§ **EXCERPTED TEXT**:

Last year in London two ‘radicalized’ men brutally murdered Lee Rigby, an off duty British Army soldier, then stayed near the body shouting jihadist slogans until they were wounded and arrested by a police firearms team.

Despite the fact that UK anti-terrorism agencies were aware of these men, they completely failed to prevent this horrific incident. So far so horrible, but the story took an alarming and unexpected twist this week when publication of the official Intelligence and Security Committee (ISC) 191 page report on the incident almost completely exonerated the intelligence agencies involved (MI5 and MI6), who had blatantly failed to do their job properly, and instead blamed Facebook – accusing the social network of being a ‘safe haven’ for terrorists.

The justification for this accusation is that back in December 2012, one of the suspects (who was being monitored by MI5 at the time but was considered a low level threat) suggested to a shadowy overseas contact known as Foxtrox that he wanted to kill a soldier.

According the government, Facebook should have been aware of this, and has ‘no justification’ for not reporting the threat to the UK intelligence services.

On the face of it, the notion that a multinational company with over 1.2 billion users should act as an intelligence agency spying on its users (Facebook did in fact close 4 or the accused’s 11 Facebook accounts for suspected terrorist activity), or that the UK government has a right to demand data belonging to foreign companies, and which is stored on foreign servers be handed over is preposterous.

§ **DATA SEGMENT**:
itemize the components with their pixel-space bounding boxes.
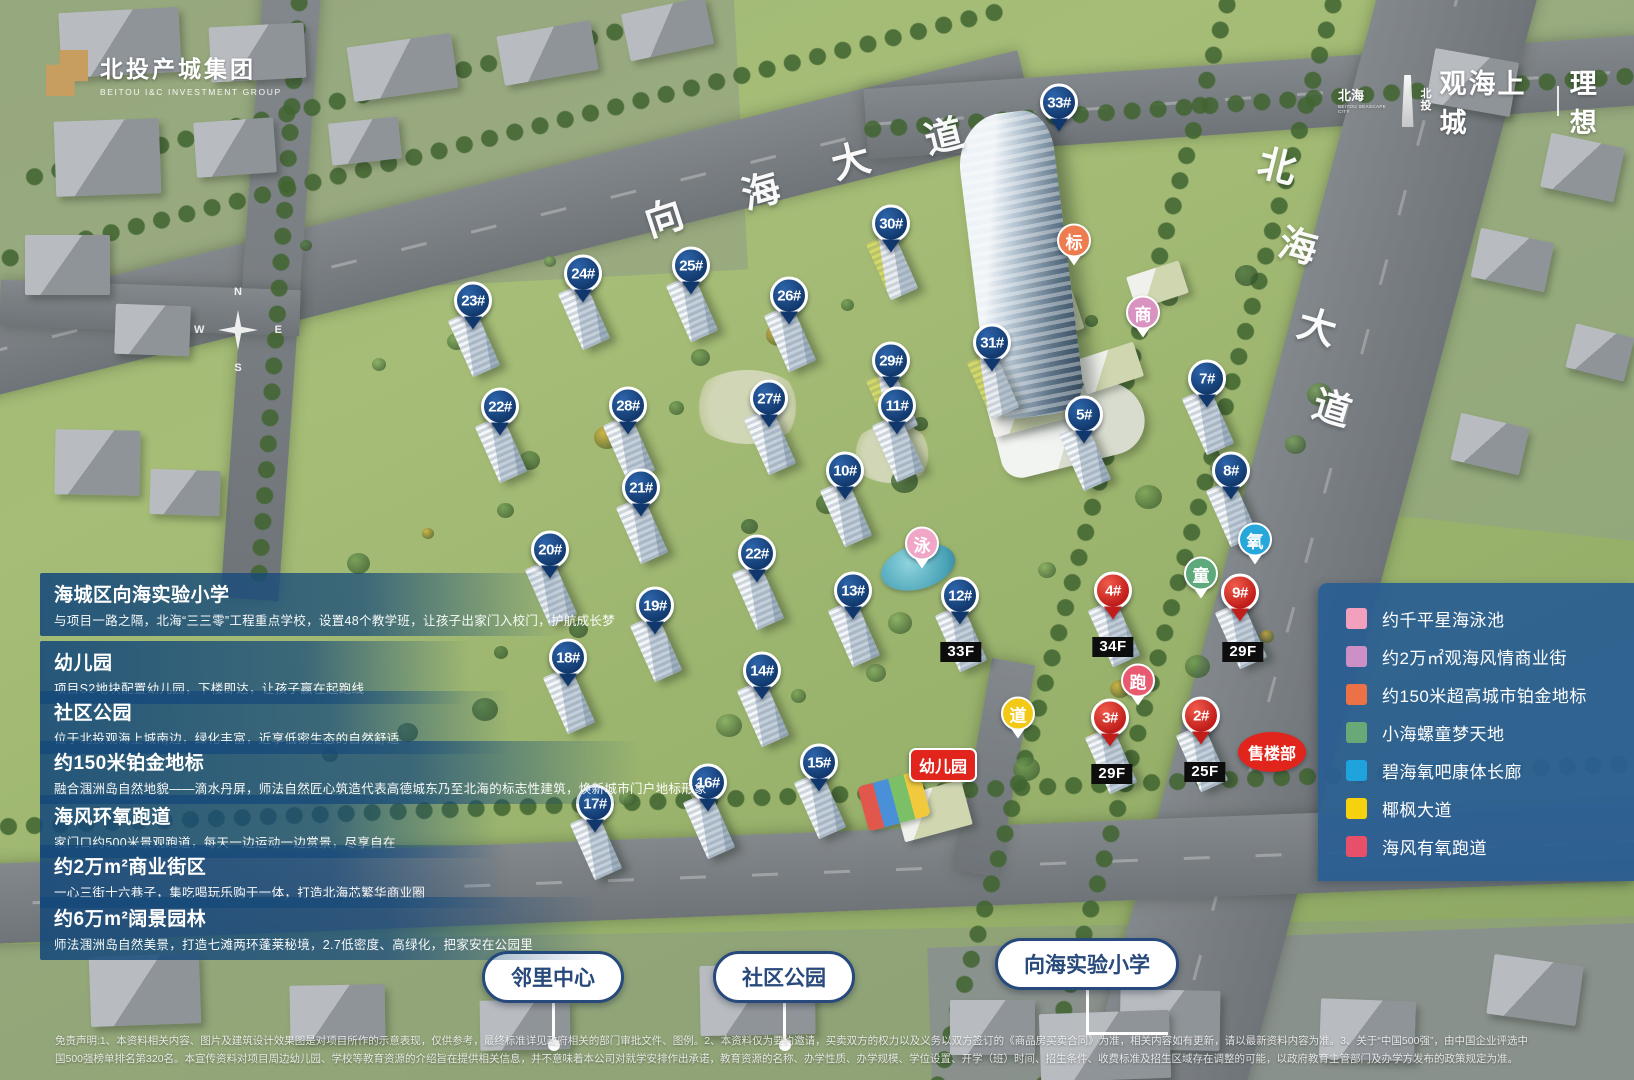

§ **PROMPT**:
Continue the article about the Lee Rigby intelligence report, picking up right after its final sentence. The lines above are separate material, apart from the article about the Lee Rigby intelligence report.

§ **EXERCISE RESPONSE**:
Some points to consider are:

  • With such a huge user base, Facebook detects criminal behavior (such as detecting pedophiles – information it does hand over to the relevant authorities) using algorithms, with no (or very few) individuals monitoring posts. It is arguable that Facebook should have informed MI5 about these account closures, but it is doubtful that any actual person was aware of the specifics of the threat made, and MI5 was anyway aware that the individual represented a terrorist threat
  • Even if they could effectively police their networks, do we really Facebook and other social media companies taking on the role of global policemen and monitoring in detail everything we do online?
  • If Britain can demand that foreign companies hand over data that has never been stored in the UK, can Russia or China demand the same from UK companies?

If Facebook is to blame for terrorism then presumably so are Twitter (used to recruit radicalized fighters heading for Syria), YouTube (used by ISIS for often gruesome propaganda purposes), and pretty much any social media platform. The UK government seems to fail to understand that such platforms are simply tools, and like a hammer they can be used for good or ill.

In bemoaning the fact that the UK’s laws (most notably the Regulation of Investigatory Powers Act (RIPA)) do not allow the intelligence services to demand content from overseas internet companies, the British government betrays its obsessive need to know and collect everything everyone does all the time, something that it has already proved that if it cannot do legally, it is more than happy obtain by other means.

Under the government’s logic, postmen should steam open every letters they deliver, and every park bench and pub table should be bugged. However, what the government fails to appreciate is that the reason Lee Rigby’s killers were not detected earlier is that too much information is available, not too little!

As it is, detecting threats is like finding drops of water in a vast sea of information, and trying to determine what information is meaningful amongst the almost infinite amounts of data already available is extremely difficult (to say the least).

The government’s (and this by no means applies only to the UK government) obsessive desire to know EVERYTHING is not only an affront and fundamental assault on all notions of privacy, democracy, and personal liberty, but is actively counterproductive to its stated aims, as more surveillance makes detecting terrorists and other criminals harder not easier.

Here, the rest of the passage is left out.